─── RECORDS FOR PROCESSING ───
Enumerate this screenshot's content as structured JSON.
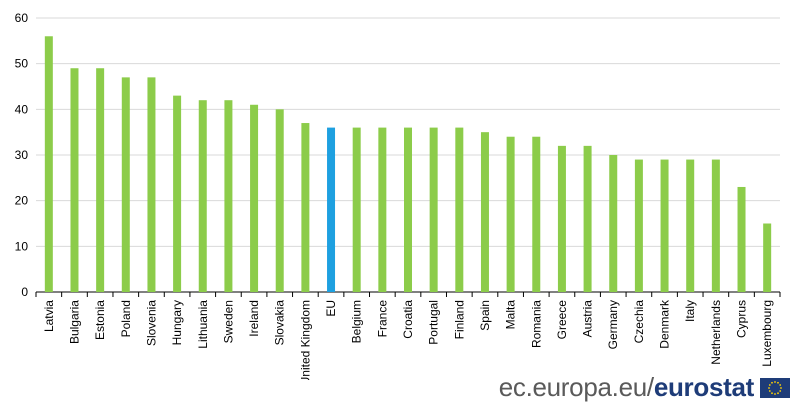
{
  "chart_data": {
    "type": "bar",
    "categories": [
      "Latvia",
      "Bulgaria",
      "Estonia",
      "Poland",
      "Slovenia",
      "Hungary",
      "Lithuania",
      "Sweden",
      "Ireland",
      "Slovakia",
      "United Kingdom",
      "EU",
      "Belgium",
      "France",
      "Croatia",
      "Portugal",
      "Finland",
      "Spain",
      "Malta",
      "Romania",
      "Greece",
      "Austria",
      "Germany",
      "Czechia",
      "Denmark",
      "Italy",
      "Netherlands",
      "Cyprus",
      "Luxembourg"
    ],
    "values": [
      56,
      49,
      49,
      47,
      47,
      43,
      42,
      42,
      41,
      40,
      37,
      36,
      36,
      36,
      36,
      36,
      36,
      35,
      34,
      34,
      32,
      32,
      30,
      29,
      29,
      29,
      29,
      23,
      15
    ],
    "highlight": "EU",
    "ylim": [
      0,
      60
    ],
    "yticks": [
      0,
      10,
      20,
      30,
      40,
      50,
      60
    ],
    "grid": true,
    "colors": {
      "bar": "#8ccc4a",
      "highlight": "#1ea0e0",
      "grid": "#d9d9d9",
      "axis": "#000000"
    }
  },
  "footer": {
    "site_prefix": "ec.europa.eu/",
    "site_brand": "eurostat"
  }
}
───
WHAT YOU NEED TO DO: Restate the data above word for word. Do not include the images.

RESULT OF THIS EXERCISE:
Enumerate this screenshot's content as structured JSON.
{
  "chart_data": {
    "type": "bar",
    "categories": [
      "Latvia",
      "Bulgaria",
      "Estonia",
      "Poland",
      "Slovenia",
      "Hungary",
      "Lithuania",
      "Sweden",
      "Ireland",
      "Slovakia",
      "United Kingdom",
      "EU",
      "Belgium",
      "France",
      "Croatia",
      "Portugal",
      "Finland",
      "Spain",
      "Malta",
      "Romania",
      "Greece",
      "Austria",
      "Germany",
      "Czechia",
      "Denmark",
      "Italy",
      "Netherlands",
      "Cyprus",
      "Luxembourg"
    ],
    "values": [
      56,
      49,
      49,
      47,
      47,
      43,
      42,
      42,
      41,
      40,
      37,
      36,
      36,
      36,
      36,
      36,
      36,
      35,
      34,
      34,
      32,
      32,
      30,
      29,
      29,
      29,
      29,
      23,
      15
    ],
    "highlight": "EU",
    "ylim": [
      0,
      60
    ],
    "yticks": [
      0,
      10,
      20,
      30,
      40,
      50,
      60
    ],
    "grid": true,
    "colors": {
      "bar": "#8ccc4a",
      "highlight": "#1ea0e0",
      "grid": "#d9d9d9",
      "axis": "#000000"
    }
  },
  "footer": {
    "site_prefix": "ec.europa.eu/",
    "site_brand": "eurostat"
  }
}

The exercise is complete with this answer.